begin THE RECORDS
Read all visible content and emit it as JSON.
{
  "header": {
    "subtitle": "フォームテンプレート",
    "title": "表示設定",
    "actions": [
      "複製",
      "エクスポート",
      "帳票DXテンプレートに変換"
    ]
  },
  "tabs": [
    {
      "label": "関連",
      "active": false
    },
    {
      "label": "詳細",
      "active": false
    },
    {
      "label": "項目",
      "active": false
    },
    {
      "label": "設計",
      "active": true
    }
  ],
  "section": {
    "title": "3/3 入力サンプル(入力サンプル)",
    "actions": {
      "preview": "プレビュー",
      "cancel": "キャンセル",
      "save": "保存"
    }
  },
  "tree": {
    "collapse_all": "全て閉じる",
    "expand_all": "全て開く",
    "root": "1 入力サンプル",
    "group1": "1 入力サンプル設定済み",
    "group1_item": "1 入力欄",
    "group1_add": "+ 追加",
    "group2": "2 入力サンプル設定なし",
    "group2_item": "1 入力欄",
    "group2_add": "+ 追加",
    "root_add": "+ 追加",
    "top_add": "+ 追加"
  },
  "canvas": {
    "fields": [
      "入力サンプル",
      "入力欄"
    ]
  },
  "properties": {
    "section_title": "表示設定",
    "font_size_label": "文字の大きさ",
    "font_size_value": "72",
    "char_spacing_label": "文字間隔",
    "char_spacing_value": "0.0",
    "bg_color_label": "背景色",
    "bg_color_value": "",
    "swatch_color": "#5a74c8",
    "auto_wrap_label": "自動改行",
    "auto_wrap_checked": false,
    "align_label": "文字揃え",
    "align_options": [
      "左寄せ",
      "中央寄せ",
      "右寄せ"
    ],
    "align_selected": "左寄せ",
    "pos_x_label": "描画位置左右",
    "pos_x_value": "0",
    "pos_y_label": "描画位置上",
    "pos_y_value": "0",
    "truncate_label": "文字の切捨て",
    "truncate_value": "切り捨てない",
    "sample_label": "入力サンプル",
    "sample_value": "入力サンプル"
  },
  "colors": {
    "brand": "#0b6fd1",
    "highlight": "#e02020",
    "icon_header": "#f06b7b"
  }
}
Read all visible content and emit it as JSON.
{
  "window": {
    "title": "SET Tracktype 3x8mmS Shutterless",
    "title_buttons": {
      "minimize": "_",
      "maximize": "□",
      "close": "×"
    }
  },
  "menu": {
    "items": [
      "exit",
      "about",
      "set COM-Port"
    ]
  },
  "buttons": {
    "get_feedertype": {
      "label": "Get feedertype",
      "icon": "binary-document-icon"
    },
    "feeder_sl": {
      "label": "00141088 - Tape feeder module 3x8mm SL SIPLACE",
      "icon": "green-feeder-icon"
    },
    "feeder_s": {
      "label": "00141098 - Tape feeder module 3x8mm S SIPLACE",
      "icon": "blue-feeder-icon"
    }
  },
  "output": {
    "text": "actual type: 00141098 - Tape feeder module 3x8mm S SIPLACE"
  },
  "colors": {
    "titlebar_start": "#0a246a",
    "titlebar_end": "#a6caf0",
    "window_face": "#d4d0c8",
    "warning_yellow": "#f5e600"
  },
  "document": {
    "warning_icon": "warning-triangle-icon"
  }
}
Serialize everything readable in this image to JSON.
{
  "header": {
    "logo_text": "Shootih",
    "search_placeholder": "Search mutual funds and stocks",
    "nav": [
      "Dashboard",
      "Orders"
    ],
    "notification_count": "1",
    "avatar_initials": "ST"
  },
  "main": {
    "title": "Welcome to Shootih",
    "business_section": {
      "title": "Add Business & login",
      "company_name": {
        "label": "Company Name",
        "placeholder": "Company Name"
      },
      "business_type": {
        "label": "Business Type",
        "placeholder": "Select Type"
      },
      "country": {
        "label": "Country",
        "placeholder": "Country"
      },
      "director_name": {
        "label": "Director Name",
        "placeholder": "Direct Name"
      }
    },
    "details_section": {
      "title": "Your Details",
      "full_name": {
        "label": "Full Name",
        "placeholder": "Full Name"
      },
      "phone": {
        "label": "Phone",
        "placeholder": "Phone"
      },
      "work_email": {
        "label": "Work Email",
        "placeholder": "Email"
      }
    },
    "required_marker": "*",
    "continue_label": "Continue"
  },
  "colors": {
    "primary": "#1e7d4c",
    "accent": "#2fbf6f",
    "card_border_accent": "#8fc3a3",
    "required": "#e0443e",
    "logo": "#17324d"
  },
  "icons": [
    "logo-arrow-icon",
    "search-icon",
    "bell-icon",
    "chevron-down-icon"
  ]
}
end THE RECORDS
## SHORT TASK
Please output the complete data exactly.

## WRITTEN REPLY
Read all visible content and emit it as JSON.
{
  "header": {
    "subtitle": "フォームテンプレート",
    "title": "表示設定",
    "actions": [
      "複製",
      "エクスポート",
      "帳票DXテンプレートに変換"
    ]
  },
  "tabs": [
    {
      "label": "関連",
      "active": false
    },
    {
      "label": "詳細",
      "active": false
    },
    {
      "label": "項目",
      "active": false
    },
    {
      "label": "設計",
      "active": true
    }
  ],
  "section": {
    "title": "3/3 入力サンプル(入力サンプル)",
    "actions": {
      "preview": "プレビュー",
      "cancel": "キャンセル",
      "save": "保存"
    }
  },
  "tree": {
    "collapse_all": "全て閉じる",
    "expand_all": "全て開く",
    "root": "1 入力サンプル",
    "group1": "1 入力サンプル設定済み",
    "group1_item": "1 入力欄",
    "group1_add": "+ 追加",
    "group2": "2 入力サンプル設定なし",
    "group2_item": "1 入力欄",
    "group2_add": "+ 追加",
    "root_add": "+ 追加",
    "top_add": "+ 追加"
  },
  "canvas": {
    "fields": [
      "入力サンプル",
      "入力欄"
    ]
  },
  "properties": {
    "section_title": "表示設定",
    "font_size_label": "文字の大きさ",
    "font_size_value": "72",
    "char_spacing_label": "文字間隔",
    "char_spacing_value": "0.0",
    "bg_color_label": "背景色",
    "bg_color_value": "",
    "swatch_color": "#5a74c8",
    "auto_wrap_label": "自動改行",
    "auto_wrap_checked": false,
    "align_label": "文字揃え",
    "align_options": [
      "左寄せ",
      "中央寄せ",
      "右寄せ"
    ],
    "align_selected": "左寄せ",
    "pos_x_label": "描画位置左右",
    "pos_x_value": "0",
    "pos_y_label": "描画位置上",
    "pos_y_value": "0",
    "truncate_label": "文字の切捨て",
    "truncate_value": "切り捨てない",
    "sample_label": "入力サンプル",
    "sample_value": "入力サンプル"
  },
  "colors": {
    "brand": "#0b6fd1",
    "highlight": "#e02020",
    "icon_header": "#f06b7b"
  }
}
Read all visible content and emit it as JSON.
{
  "window": {
    "title": "SET Tracktype 3x8mmS Shutterless",
    "title_buttons": {
      "minimize": "_",
      "maximize": "□",
      "close": "×"
    }
  },
  "menu": {
    "items": [
      "exit",
      "about",
      "set COM-Port"
    ]
  },
  "buttons": {
    "get_feedertype": {
      "label": "Get feedertype",
      "icon": "binary-document-icon"
    },
    "feeder_sl": {
      "label": "00141088 - Tape feeder module 3x8mm SL SIPLACE",
      "icon": "green-feeder-icon"
    },
    "feeder_s": {
      "label": "00141098 - Tape feeder module 3x8mm S SIPLACE",
      "icon": "blue-feeder-icon"
    }
  },
  "output": {
    "text": "actual type: 00141098 - Tape feeder module 3x8mm S SIPLACE"
  },
  "colors": {
    "titlebar_start": "#0a246a",
    "titlebar_end": "#a6caf0",
    "window_face": "#d4d0c8",
    "warning_yellow": "#f5e600"
  },
  "document": {
    "warning_icon": "warning-triangle-icon"
  }
}
Serialize everything readable in this image to JSON.
{
  "header": {
    "logo_text": "Shootih",
    "search_placeholder": "Search mutual funds and stocks",
    "nav": [
      "Dashboard",
      "Orders"
    ],
    "notification_count": "1",
    "avatar_initials": "ST"
  },
  "main": {
    "title": "Welcome to Shootih",
    "business_section": {
      "title": "Add Business & login",
      "company_name": {
        "label": "Company Name",
        "placeholder": "Company Name"
      },
      "business_type": {
        "label": "Business Type",
        "placeholder": "Select Type"
      },
      "country": {
        "label": "Country",
        "placeholder": "Country"
      },
      "director_name": {
        "label": "Director Name",
        "placeholder": "Direct Name"
      }
    },
    "details_section": {
      "title": "Your Details",
      "full_name": {
        "label": "Full Name",
        "placeholder": "Full Name"
      },
      "phone": {
        "label": "Phone",
        "placeholder": "Phone"
      },
      "work_email": {
        "label": "Work Email",
        "placeholder": "Email"
      }
    },
    "required_marker": "*",
    "continue_label": "Continue"
  },
  "colors": {
    "primary": "#1e7d4c",
    "accent": "#2fbf6f",
    "card_border_accent": "#8fc3a3",
    "required": "#e0443e",
    "logo": "#17324d"
  },
  "icons": [
    "logo-arrow-icon",
    "search-icon",
    "bell-icon",
    "chevron-down-icon"
  ]
}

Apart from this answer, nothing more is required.